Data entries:
┄┄┄┄┄┄┄┄┄┄┄┄┄┄┄┄┄┄┄┄
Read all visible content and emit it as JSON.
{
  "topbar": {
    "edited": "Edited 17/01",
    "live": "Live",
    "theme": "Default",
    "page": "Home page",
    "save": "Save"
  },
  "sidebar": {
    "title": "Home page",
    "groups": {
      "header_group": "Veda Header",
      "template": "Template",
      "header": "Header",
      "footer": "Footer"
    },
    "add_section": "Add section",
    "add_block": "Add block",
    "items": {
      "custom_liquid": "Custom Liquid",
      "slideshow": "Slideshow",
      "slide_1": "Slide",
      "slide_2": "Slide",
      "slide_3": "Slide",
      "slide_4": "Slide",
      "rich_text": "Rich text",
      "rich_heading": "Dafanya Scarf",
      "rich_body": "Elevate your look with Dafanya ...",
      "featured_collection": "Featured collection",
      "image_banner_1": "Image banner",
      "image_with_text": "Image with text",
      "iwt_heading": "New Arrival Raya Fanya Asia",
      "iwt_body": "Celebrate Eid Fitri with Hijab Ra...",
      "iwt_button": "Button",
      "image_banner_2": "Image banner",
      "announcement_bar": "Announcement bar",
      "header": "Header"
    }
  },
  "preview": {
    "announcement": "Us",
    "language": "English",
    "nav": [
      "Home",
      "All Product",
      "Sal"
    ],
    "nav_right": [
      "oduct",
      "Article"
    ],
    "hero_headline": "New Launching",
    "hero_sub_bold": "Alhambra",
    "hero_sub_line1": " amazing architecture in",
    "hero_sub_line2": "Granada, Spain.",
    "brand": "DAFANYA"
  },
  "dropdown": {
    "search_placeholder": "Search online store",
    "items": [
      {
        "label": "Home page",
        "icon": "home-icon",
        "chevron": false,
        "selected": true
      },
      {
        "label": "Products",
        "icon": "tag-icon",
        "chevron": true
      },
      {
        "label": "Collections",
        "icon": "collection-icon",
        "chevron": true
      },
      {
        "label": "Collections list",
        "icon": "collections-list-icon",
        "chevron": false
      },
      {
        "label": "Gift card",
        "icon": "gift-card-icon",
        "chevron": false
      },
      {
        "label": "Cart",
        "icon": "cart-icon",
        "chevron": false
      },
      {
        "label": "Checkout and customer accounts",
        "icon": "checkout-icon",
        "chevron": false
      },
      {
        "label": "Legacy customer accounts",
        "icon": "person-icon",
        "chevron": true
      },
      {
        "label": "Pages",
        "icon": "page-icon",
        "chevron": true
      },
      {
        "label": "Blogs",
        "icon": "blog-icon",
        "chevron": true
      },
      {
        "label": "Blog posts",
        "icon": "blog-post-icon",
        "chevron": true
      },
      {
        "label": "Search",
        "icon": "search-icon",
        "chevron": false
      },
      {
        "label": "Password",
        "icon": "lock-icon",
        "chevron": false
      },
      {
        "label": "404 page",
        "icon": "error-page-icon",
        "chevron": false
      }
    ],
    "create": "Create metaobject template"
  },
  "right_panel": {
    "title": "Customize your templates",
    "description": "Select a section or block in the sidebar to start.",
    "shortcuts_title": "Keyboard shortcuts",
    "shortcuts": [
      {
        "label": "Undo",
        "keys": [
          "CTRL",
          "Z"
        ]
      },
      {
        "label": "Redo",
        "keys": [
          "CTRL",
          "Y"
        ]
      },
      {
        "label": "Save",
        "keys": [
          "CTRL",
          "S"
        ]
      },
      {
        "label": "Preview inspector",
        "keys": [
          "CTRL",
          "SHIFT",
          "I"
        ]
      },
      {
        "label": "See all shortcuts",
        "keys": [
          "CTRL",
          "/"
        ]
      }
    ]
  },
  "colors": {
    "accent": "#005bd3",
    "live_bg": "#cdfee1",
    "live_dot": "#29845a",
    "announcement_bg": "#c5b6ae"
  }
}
┄┄┄┄┄┄┄┄┄┄┄┄┄┄┄┄┄┄┄┄
Instructions for the task:
Using the records above, copy each line that contains "banner".

The completed task:
      "image_banner_1": "Image banner",
      "image_banner_2": "Image banner",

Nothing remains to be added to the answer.